(Collected data)
--- START ---

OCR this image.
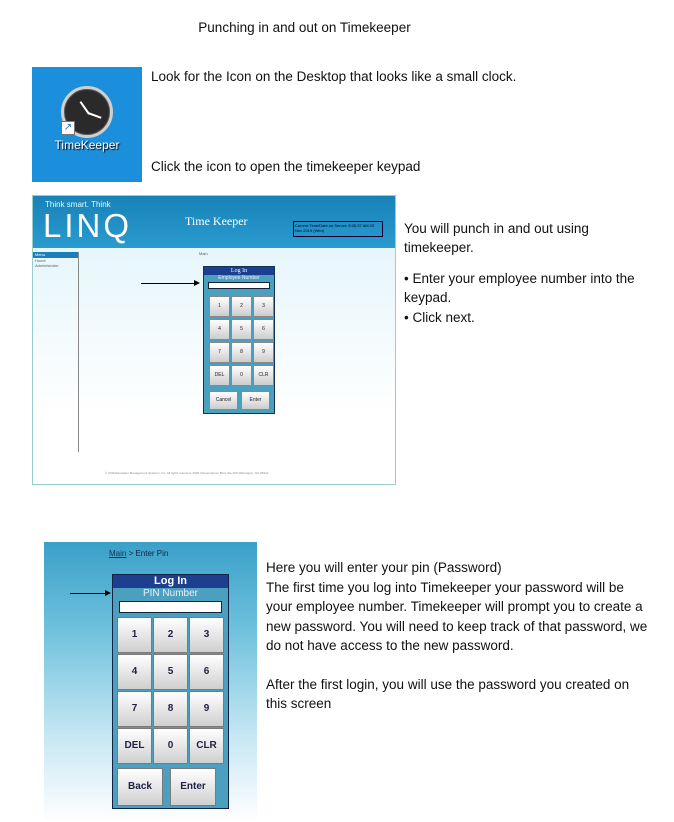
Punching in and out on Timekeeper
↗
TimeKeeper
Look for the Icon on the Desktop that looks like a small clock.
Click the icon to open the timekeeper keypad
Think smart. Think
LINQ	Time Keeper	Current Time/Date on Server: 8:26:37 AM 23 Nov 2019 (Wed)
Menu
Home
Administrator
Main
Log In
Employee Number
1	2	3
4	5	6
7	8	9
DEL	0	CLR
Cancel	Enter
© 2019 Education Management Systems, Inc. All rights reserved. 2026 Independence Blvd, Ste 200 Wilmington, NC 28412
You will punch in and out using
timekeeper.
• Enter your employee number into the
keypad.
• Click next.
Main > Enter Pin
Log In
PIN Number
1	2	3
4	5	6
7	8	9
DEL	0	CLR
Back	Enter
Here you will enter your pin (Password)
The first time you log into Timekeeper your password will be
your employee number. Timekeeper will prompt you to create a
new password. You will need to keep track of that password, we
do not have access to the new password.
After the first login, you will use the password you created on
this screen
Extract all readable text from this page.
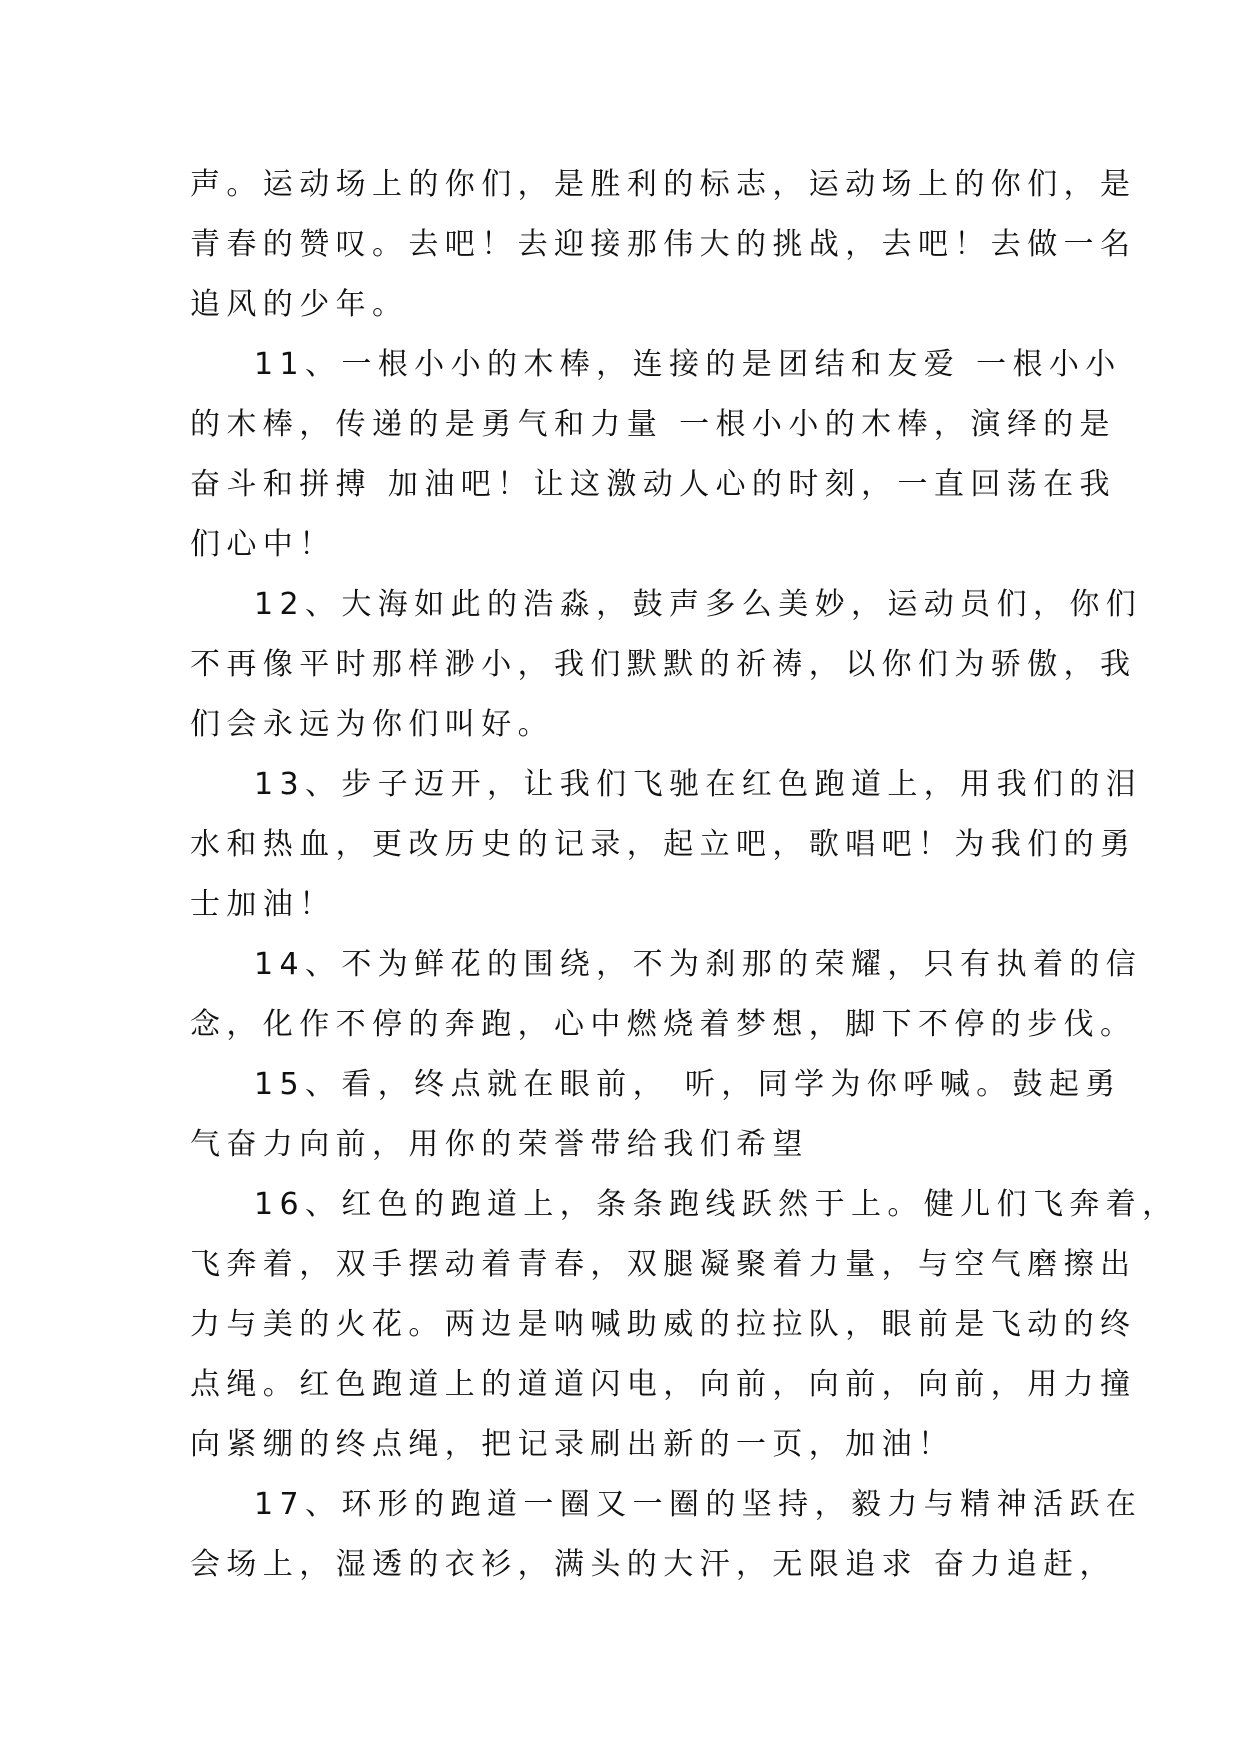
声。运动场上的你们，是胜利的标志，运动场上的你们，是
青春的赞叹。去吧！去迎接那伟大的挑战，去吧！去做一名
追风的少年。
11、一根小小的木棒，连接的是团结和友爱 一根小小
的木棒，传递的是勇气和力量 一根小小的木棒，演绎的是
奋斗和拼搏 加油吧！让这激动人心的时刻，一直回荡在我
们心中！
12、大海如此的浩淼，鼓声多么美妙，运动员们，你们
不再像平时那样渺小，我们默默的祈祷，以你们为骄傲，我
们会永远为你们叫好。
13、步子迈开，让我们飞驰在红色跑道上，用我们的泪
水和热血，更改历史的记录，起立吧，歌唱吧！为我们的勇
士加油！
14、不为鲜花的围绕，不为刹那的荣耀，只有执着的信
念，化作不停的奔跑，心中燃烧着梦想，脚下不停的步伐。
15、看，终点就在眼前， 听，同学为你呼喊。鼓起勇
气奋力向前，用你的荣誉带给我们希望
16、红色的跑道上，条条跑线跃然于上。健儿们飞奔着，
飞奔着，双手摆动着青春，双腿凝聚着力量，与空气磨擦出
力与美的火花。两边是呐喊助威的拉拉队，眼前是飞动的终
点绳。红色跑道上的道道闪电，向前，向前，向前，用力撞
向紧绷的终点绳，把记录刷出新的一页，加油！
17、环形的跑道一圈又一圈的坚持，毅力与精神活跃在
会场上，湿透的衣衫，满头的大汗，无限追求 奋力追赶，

--- END ---

Task: Quote the full listing above word for word; exclude every picture from the copy.

Result of the task:
OCR this image.
Punching in and out on Timekeeper
↗
TimeKeeper
Look for the Icon on the Desktop that looks like a small clock.
Click the icon to open the timekeeper keypad
Think smart. Think
LINQ	Time Keeper	Current Time/Date on Server: 8:26:37 AM 23 Nov 2019 (Wed)
Menu
Home
Administrator
Main
Log In
Employee Number
1	2	3
4	5	6
7	8	9
DEL	0	CLR
Cancel	Enter
© 2019 Education Management Systems, Inc. All rights reserved. 2026 Independence Blvd, Ste 200 Wilmington, NC 28412
You will punch in and out using
timekeeper.
• Enter your employee number into the
keypad.
• Click next.
Main > Enter Pin
Log In
PIN Number
1	2	3
4	5	6
7	8	9
DEL	0	CLR
Back	Enter
Here you will enter your pin (Password)
The first time you log into Timekeeper your password will be
your employee number. Timekeeper will prompt you to create a
new password. You will need to keep track of that password, we
do not have access to the new password.
After the first login, you will use the password you created on
this screen
Extract all readable text from this page.
声。运动场上的你们，是胜利的标志，运动场上的你们，是
青春的赞叹。去吧！去迎接那伟大的挑战，去吧！去做一名
追风的少年。
11、一根小小的木棒，连接的是团结和友爱 一根小小
的木棒，传递的是勇气和力量 一根小小的木棒，演绎的是
奋斗和拼搏 加油吧！让这激动人心的时刻，一直回荡在我
们心中！
12、大海如此的浩淼，鼓声多么美妙，运动员们，你们
不再像平时那样渺小，我们默默的祈祷，以你们为骄傲，我
们会永远为你们叫好。
13、步子迈开，让我们飞驰在红色跑道上，用我们的泪
水和热血，更改历史的记录，起立吧，歌唱吧！为我们的勇
士加油！
14、不为鲜花的围绕，不为刹那的荣耀，只有执着的信
念，化作不停的奔跑，心中燃烧着梦想，脚下不停的步伐。
15、看，终点就在眼前， 听，同学为你呼喊。鼓起勇
气奋力向前，用你的荣誉带给我们希望
16、红色的跑道上，条条跑线跃然于上。健儿们飞奔着，
飞奔着，双手摆动着青春，双腿凝聚着力量，与空气磨擦出
力与美的火花。两边是呐喊助威的拉拉队，眼前是飞动的终
点绳。红色跑道上的道道闪电，向前，向前，向前，用力撞
向紧绷的终点绳，把记录刷出新的一页，加油！
17、环形的跑道一圈又一圈的坚持，毅力与精神活跃在
会场上，湿透的衣衫，满头的大汗，无限追求 奋力追赶，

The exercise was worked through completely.